To say Gibson was in a "standoff" with police makes it sound like Mr. Gibson was holed up in a bunker firing rounds at the cops. In reality, Stanley Gibson was driving slowly through a large apartment complex. He was mentally confused and could not find his own apartment. Of course, someone saw a black man driving through a residential area like he was scoping it out and called the police.

When multiple police vehicles arrived on the scene, the police blocked in Mr. Gibson's car so he couldn't drive off. He refused to get out of the car and told the police he was just trying to find his home.

Finally, out of desperation, Mr. Gibson gunned his car but his tires simply spun and smoked due to the police car that was blocking him in.

The police decided to escalate the situation which was unnecessary in my opinion. There were several police officers surrounding Mr. Gibson's car all with handguns, rifles or shotguns pointed at him.

The Sergeant on the scene decided that shooting a bean bag round out of his shotgun through Mr. Gibson's front car window was the way to end the ordeal.
☆ ☆ ☆
• _Task requirements_:
(a) List the kinds of guns that the account of the Gibson incident says the surrounding officers pointed at Mr. Gibson.
(b) Copy the account of the Gibson incident from "To say Gibson" to "called the police.", renaming "apartment complex" as "housing development".
The material that follows comes from a different source than the account of the Gibson incident.

• _Given data_:
☆ ☆ ☆
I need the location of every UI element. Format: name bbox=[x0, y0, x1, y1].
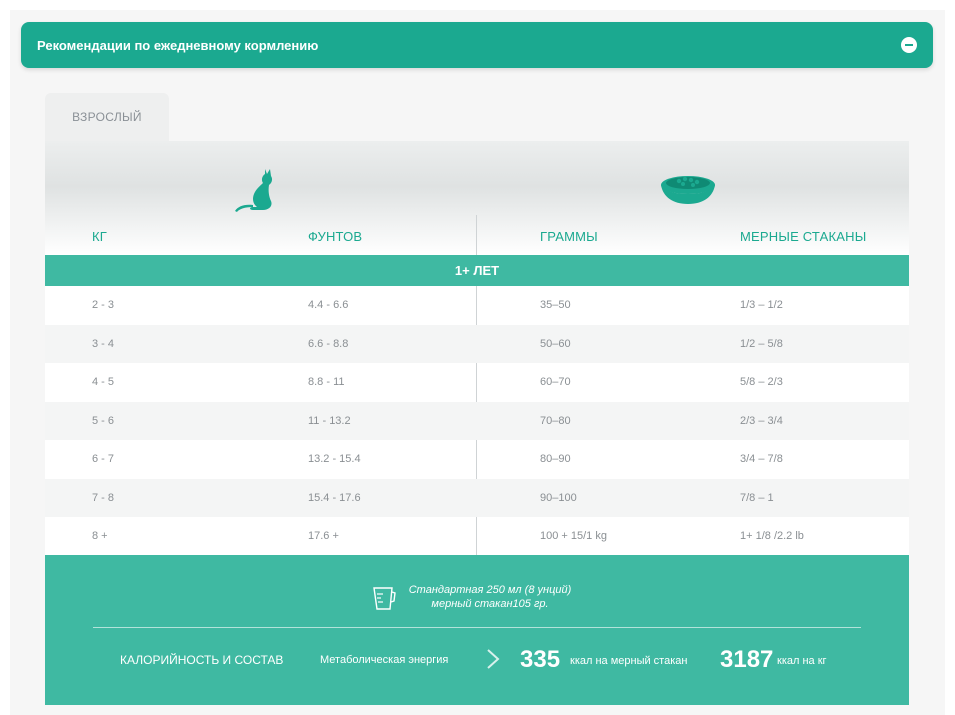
☆ ☆ ☆
• _Solutions to the tasks_:
(a) Handguns, rifles, and shotguns.

(b)
To say Gibson was in a "standoff" with police makes it sound like Mr. Gibson was holed up in a bunker firing rounds at the cops. In reality, Stanley Gibson was driving slowly through a large housing development. He was mentally confused and could not find his own apartment. Of course, someone saw a black man driving through a residential area like he was scoping it out and called the police.